Search the listing for the string "JSON" and copy every line that contains it.

================

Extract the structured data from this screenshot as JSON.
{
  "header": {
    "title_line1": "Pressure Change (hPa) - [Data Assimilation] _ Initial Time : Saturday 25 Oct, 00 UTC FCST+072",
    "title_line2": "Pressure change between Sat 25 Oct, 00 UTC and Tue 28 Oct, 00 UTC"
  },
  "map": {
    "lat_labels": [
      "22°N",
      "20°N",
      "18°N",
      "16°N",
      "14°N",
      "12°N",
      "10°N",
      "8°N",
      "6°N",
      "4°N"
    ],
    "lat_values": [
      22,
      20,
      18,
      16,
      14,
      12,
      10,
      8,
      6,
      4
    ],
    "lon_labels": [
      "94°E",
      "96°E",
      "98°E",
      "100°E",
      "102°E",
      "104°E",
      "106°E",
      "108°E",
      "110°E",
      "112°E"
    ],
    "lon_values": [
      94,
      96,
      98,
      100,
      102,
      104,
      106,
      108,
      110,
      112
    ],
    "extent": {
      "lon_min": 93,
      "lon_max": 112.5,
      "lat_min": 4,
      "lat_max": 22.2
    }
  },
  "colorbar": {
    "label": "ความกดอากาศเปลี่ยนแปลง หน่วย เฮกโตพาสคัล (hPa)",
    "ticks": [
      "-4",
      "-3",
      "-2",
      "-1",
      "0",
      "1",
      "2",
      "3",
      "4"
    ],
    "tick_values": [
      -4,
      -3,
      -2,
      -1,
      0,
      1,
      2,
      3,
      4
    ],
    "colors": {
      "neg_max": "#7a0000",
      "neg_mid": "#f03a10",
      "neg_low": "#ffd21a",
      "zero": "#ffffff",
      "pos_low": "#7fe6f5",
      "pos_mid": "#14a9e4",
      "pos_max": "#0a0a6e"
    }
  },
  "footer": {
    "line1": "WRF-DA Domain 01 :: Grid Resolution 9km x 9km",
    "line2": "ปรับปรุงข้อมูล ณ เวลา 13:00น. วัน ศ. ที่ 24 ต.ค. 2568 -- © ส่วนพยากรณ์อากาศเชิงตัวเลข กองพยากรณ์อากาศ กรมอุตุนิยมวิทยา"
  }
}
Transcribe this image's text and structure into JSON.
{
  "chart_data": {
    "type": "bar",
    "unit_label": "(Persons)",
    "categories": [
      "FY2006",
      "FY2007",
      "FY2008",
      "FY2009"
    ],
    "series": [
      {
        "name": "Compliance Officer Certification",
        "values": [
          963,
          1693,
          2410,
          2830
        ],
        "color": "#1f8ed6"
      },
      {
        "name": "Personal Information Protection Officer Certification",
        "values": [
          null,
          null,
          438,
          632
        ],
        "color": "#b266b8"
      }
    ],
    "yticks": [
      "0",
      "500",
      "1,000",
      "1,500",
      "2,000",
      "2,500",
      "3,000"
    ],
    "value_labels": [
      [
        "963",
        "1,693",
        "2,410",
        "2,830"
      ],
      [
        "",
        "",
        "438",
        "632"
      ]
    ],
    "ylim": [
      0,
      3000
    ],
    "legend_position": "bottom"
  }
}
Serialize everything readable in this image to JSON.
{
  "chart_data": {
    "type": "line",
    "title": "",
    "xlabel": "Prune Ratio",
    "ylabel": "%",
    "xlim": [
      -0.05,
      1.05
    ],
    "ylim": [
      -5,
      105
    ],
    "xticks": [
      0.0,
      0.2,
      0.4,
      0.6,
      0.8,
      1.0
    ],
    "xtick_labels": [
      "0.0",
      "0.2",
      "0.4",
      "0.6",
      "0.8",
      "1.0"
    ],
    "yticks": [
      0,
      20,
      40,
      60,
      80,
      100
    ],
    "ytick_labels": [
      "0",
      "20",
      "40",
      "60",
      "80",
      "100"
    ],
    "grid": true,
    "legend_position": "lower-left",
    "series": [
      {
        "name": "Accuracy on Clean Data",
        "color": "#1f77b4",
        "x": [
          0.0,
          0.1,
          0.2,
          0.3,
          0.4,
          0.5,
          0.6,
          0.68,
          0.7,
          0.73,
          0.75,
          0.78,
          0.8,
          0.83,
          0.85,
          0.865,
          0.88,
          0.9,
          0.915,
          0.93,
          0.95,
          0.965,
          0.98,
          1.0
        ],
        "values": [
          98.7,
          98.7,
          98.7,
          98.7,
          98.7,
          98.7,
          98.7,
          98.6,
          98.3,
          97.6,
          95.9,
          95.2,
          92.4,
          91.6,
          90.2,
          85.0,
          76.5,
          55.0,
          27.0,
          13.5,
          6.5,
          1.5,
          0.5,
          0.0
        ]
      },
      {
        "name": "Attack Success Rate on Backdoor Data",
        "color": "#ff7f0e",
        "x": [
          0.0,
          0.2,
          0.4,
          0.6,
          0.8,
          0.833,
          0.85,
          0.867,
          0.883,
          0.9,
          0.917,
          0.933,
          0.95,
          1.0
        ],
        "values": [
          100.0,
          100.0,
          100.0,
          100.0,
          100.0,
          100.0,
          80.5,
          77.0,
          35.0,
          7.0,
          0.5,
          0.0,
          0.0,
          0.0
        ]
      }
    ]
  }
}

================

■ OUTPUT OF THE TASK
Extract the structured data from this screenshot as JSON.
Transcribe this image's text and structure into JSON.
Serialize everything readable in this image to JSON.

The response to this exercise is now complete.